## BEGIN DATA IN THIS EXERCISE

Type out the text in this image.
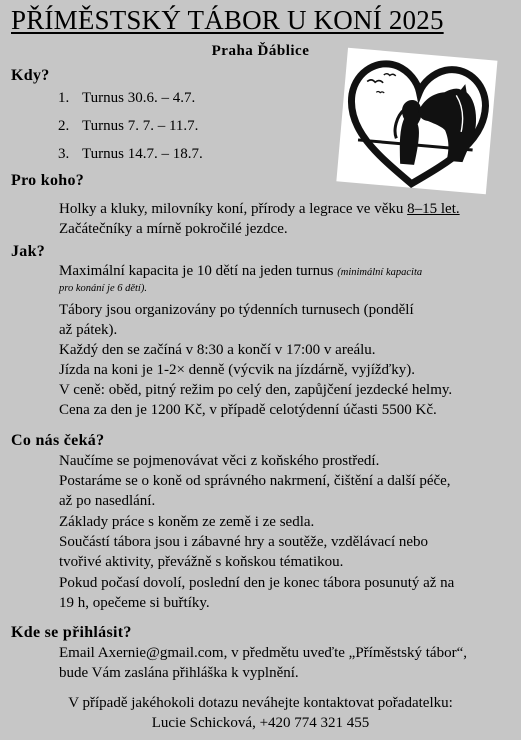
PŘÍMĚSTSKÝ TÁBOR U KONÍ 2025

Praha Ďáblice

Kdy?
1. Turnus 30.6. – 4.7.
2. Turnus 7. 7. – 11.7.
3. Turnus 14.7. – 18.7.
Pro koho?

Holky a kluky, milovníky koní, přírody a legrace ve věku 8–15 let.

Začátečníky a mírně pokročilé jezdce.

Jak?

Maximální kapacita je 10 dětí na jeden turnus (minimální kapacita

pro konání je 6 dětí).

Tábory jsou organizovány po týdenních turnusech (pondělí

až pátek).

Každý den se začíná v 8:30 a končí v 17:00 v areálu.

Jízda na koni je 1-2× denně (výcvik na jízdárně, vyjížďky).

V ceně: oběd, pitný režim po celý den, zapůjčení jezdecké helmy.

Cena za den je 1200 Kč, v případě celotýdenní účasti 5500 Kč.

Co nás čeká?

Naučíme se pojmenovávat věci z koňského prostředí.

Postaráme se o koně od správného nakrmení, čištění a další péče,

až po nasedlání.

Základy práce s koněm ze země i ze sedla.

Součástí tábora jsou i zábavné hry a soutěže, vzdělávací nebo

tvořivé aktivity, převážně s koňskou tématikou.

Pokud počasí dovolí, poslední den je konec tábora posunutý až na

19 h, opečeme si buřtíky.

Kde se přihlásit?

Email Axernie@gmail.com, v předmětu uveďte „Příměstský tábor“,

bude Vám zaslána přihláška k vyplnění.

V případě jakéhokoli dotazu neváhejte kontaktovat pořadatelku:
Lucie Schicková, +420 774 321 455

## END DATA IN THIS EXERCISE

== EXERCISE DESCRIPTION ==
Gather and copy every line of the data in which the string "případě" is found.

== CORRECT ANSWER ==
Cena za den je 1200 Kč, v případě celotýdenní účasti 5500 Kč.
V případě jakéhokoli dotazu neváhejte kontaktovat pořadatelku:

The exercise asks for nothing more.